_What is needed_:
Reproduce the records below exactly, leaving out any pictures.

_Records shown_:

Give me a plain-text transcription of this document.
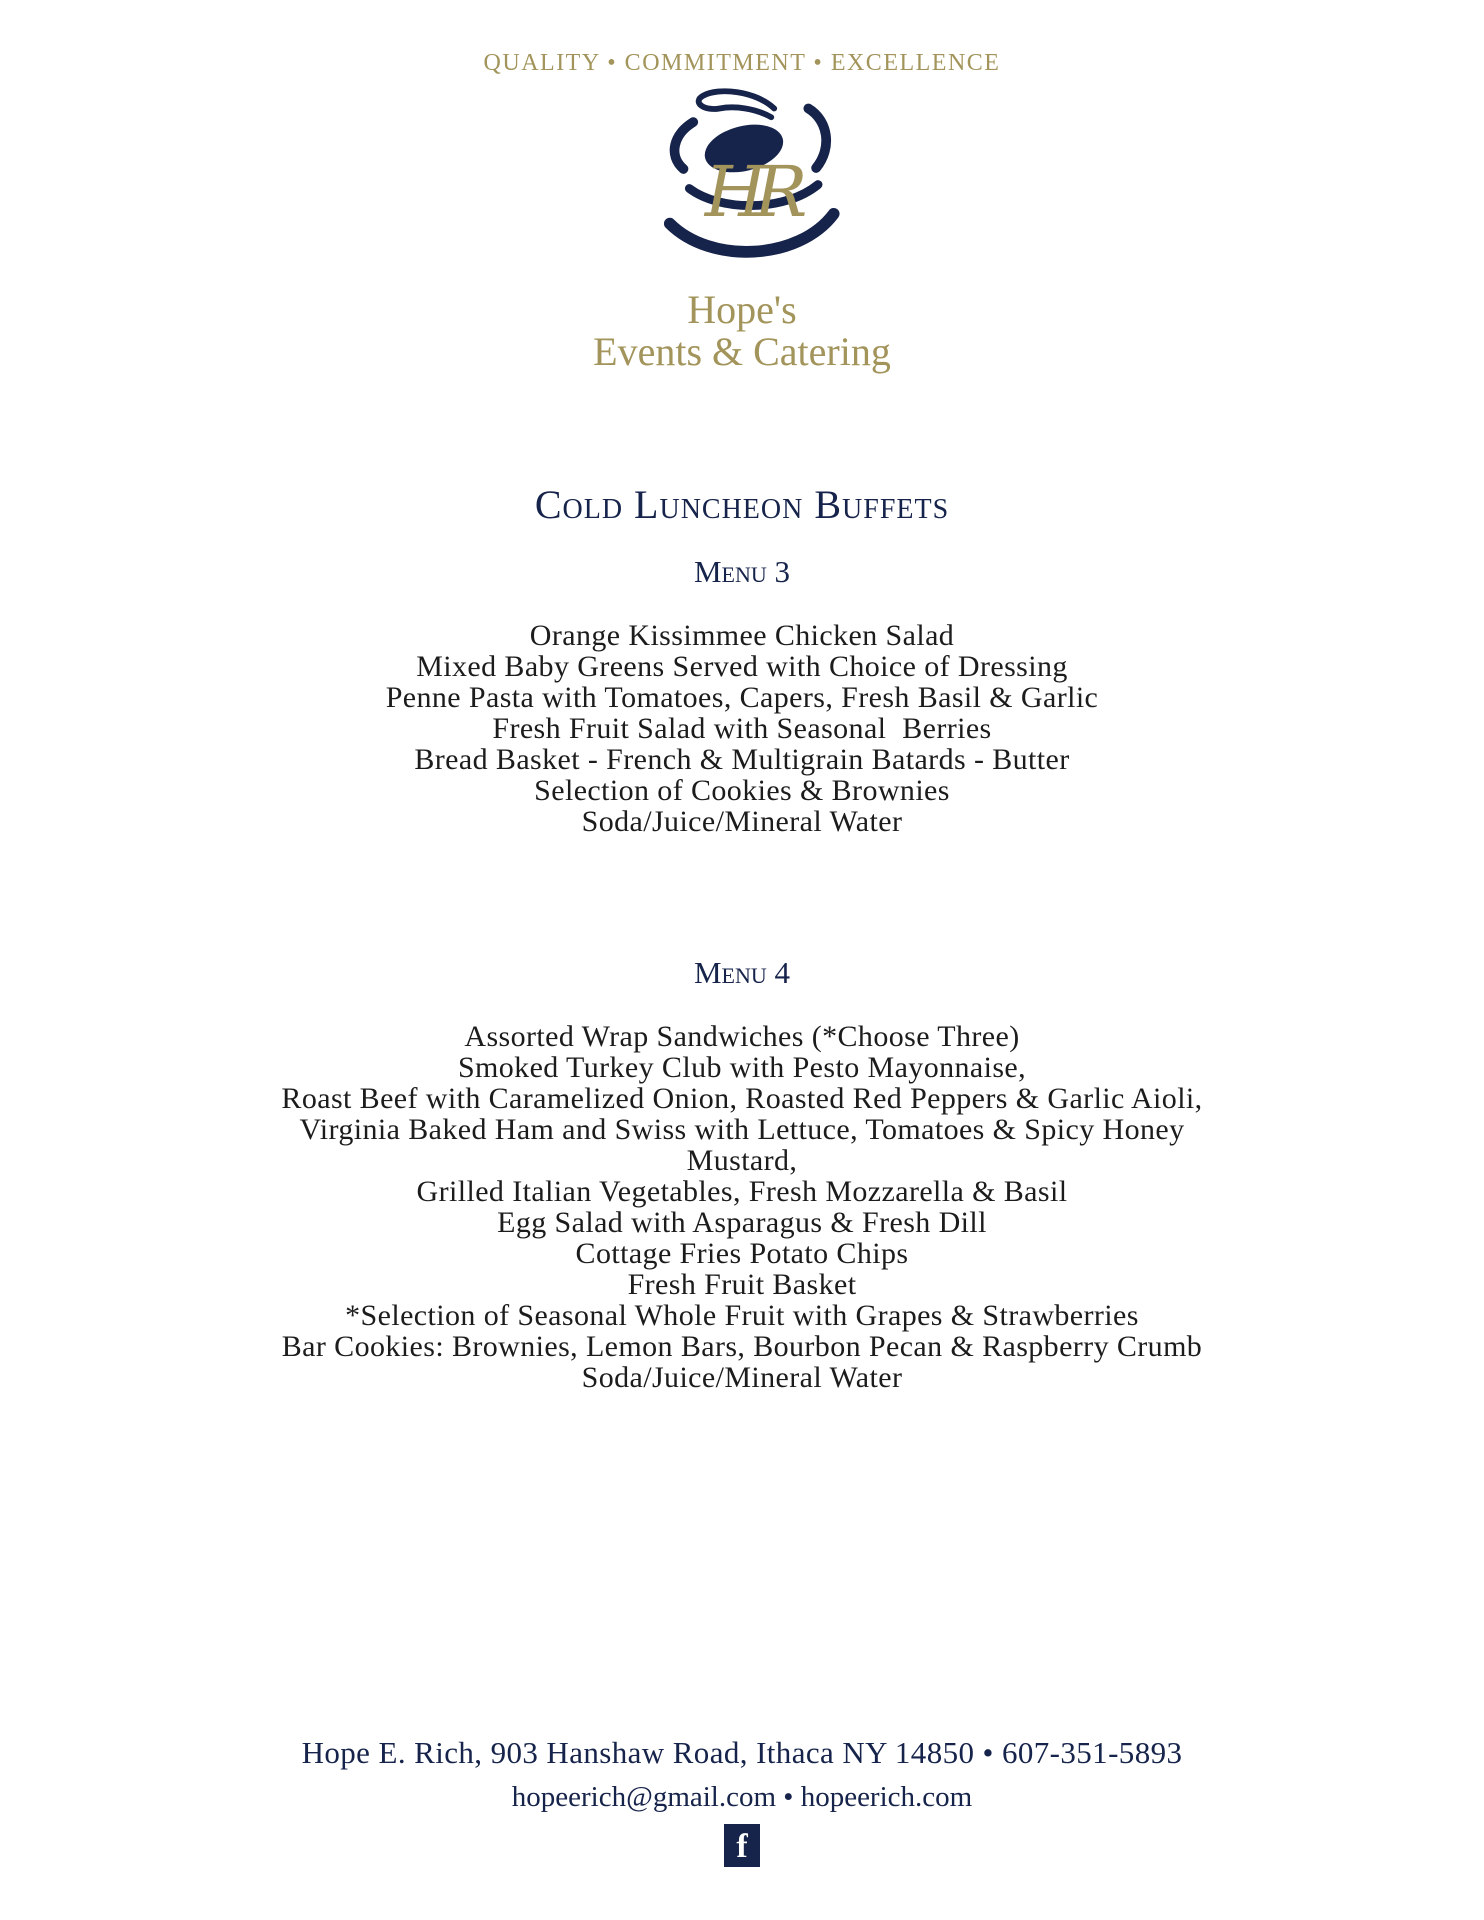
QUALITY • COMMITMENT • EXCELLENCE
HR
Hope's
Events & Catering
Cold Luncheon Buffets
Menu 3
Orange Kissimmee Chicken Salad
Mixed Baby Greens Served with Choice of Dressing
Penne Pasta with Tomatoes, Capers, Fresh Basil & Garlic
Fresh Fruit Salad with Seasonal  Berries
Bread Basket - French & Multigrain Batards - Butter
Selection of Cookies & Brownies
Soda/Juice/Mineral Water
Menu 4
Assorted Wrap Sandwiches (*Choose Three)
Smoked Turkey Club with Pesto Mayonnaise,
Roast Beef with Caramelized Onion, Roasted Red Peppers & Garlic Aioli,
Virginia Baked Ham and Swiss with Lettuce, Tomatoes & Spicy Honey
Mustard,
Grilled Italian Vegetables, Fresh Mozzarella & Basil
Egg Salad with Asparagus & Fresh Dill
Cottage Fries Potato Chips
Fresh Fruit Basket
*Selection of Seasonal Whole Fruit with Grapes & Strawberries
Bar Cookies: Brownies, Lemon Bars, Bourbon Pecan & Raspberry Crumb
Soda/Juice/Mineral Water
Hope E. Rich, 903 Hanshaw Road, Ithaca NY 14850 • 607-351-5893
hopeerich@gmail.com • hopeerich.com
f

_Result of this task_:
Give me a plain-text transcription of this document.
QUALITY • COMMITMENT • EXCELLENCE
HR
Hope's
Events & Catering
Cold Luncheon Buffets
Menu 3
Orange Kissimmee Chicken Salad
Mixed Baby Greens Served with Choice of Dressing
Penne Pasta with Tomatoes, Capers, Fresh Basil & Garlic
Fresh Fruit Salad with Seasonal  Berries
Bread Basket - French & Multigrain Batards - Butter
Selection of Cookies & Brownies
Soda/Juice/Mineral Water
Menu 4
Assorted Wrap Sandwiches (*Choose Three)
Smoked Turkey Club with Pesto Mayonnaise,
Roast Beef with Caramelized Onion, Roasted Red Peppers & Garlic Aioli,
Virginia Baked Ham and Swiss with Lettuce, Tomatoes & Spicy Honey
Mustard,
Grilled Italian Vegetables, Fresh Mozzarella & Basil
Egg Salad with Asparagus & Fresh Dill
Cottage Fries Potato Chips
Fresh Fruit Basket
*Selection of Seasonal Whole Fruit with Grapes & Strawberries
Bar Cookies: Brownies, Lemon Bars, Bourbon Pecan & Raspberry Crumb
Soda/Juice/Mineral Water
Hope E. Rich, 903 Hanshaw Road, Ithaca NY 14850 • 607-351-5893
hopeerich@gmail.com • hopeerich.com
f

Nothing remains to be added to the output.